(A block of data)
* * * * *

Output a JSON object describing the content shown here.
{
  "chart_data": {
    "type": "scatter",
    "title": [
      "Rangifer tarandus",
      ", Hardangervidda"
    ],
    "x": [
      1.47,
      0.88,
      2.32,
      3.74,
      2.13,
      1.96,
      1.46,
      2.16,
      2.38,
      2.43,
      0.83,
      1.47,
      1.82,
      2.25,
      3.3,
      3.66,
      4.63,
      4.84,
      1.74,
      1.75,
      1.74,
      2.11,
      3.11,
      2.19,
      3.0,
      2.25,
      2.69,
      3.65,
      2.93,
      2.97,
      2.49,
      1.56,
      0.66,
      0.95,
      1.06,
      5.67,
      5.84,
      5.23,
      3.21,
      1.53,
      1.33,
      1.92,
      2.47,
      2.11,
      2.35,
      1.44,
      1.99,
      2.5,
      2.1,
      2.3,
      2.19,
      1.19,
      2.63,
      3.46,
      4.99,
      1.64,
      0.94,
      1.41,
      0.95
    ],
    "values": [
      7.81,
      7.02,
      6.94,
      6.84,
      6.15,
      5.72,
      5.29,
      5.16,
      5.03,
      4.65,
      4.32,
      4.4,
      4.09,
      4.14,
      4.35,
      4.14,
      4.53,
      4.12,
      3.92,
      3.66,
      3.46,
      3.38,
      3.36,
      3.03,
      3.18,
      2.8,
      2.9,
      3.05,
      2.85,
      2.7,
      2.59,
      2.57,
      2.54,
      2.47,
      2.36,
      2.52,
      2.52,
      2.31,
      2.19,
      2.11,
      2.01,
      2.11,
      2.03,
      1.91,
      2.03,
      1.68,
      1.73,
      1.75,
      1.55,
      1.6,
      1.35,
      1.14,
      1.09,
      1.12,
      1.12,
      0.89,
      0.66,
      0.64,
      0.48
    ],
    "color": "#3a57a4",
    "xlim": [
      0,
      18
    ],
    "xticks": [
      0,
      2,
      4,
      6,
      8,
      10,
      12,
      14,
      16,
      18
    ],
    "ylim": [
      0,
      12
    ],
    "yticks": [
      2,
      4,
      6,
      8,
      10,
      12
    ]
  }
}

* * * * *

| Exercise instructions |
Take the entries and copy them out exactly.

| Solution for this problem |
Output a JSON object describing the content shown here.
{
  "chart_data": {
    "type": "scatter",
    "title": [
      "Rangifer tarandus",
      ", Hardangervidda"
    ],
    "x": [
      1.47,
      0.88,
      2.32,
      3.74,
      2.13,
      1.96,
      1.46,
      2.16,
      2.38,
      2.43,
      0.83,
      1.47,
      1.82,
      2.25,
      3.3,
      3.66,
      4.63,
      4.84,
      1.74,
      1.75,
      1.74,
      2.11,
      3.11,
      2.19,
      3.0,
      2.25,
      2.69,
      3.65,
      2.93,
      2.97,
      2.49,
      1.56,
      0.66,
      0.95,
      1.06,
      5.67,
      5.84,
      5.23,
      3.21,
      1.53,
      1.33,
      1.92,
      2.47,
      2.11,
      2.35,
      1.44,
      1.99,
      2.5,
      2.1,
      2.3,
      2.19,
      1.19,
      2.63,
      3.46,
      4.99,
      1.64,
      0.94,
      1.41,
      0.95
    ],
    "values": [
      7.81,
      7.02,
      6.94,
      6.84,
      6.15,
      5.72,
      5.29,
      5.16,
      5.03,
      4.65,
      4.32,
      4.4,
      4.09,
      4.14,
      4.35,
      4.14,
      4.53,
      4.12,
      3.92,
      3.66,
      3.46,
      3.38,
      3.36,
      3.03,
      3.18,
      2.8,
      2.9,
      3.05,
      2.85,
      2.7,
      2.59,
      2.57,
      2.54,
      2.47,
      2.36,
      2.52,
      2.52,
      2.31,
      2.19,
      2.11,
      2.01,
      2.11,
      2.03,
      1.91,
      2.03,
      1.68,
      1.73,
      1.75,
      1.55,
      1.6,
      1.35,
      1.14,
      1.09,
      1.12,
      1.12,
      0.89,
      0.66,
      0.64,
      0.48
    ],
    "color": "#3a57a4",
    "xlim": [
      0,
      18
    ],
    "xticks": [
      0,
      2,
      4,
      6,
      8,
      10,
      12,
      14,
      16,
      18
    ],
    "ylim": [
      0,
      12
    ],
    "yticks": [
      2,
      4,
      6,
      8,
      10,
      12
    ]
  }
}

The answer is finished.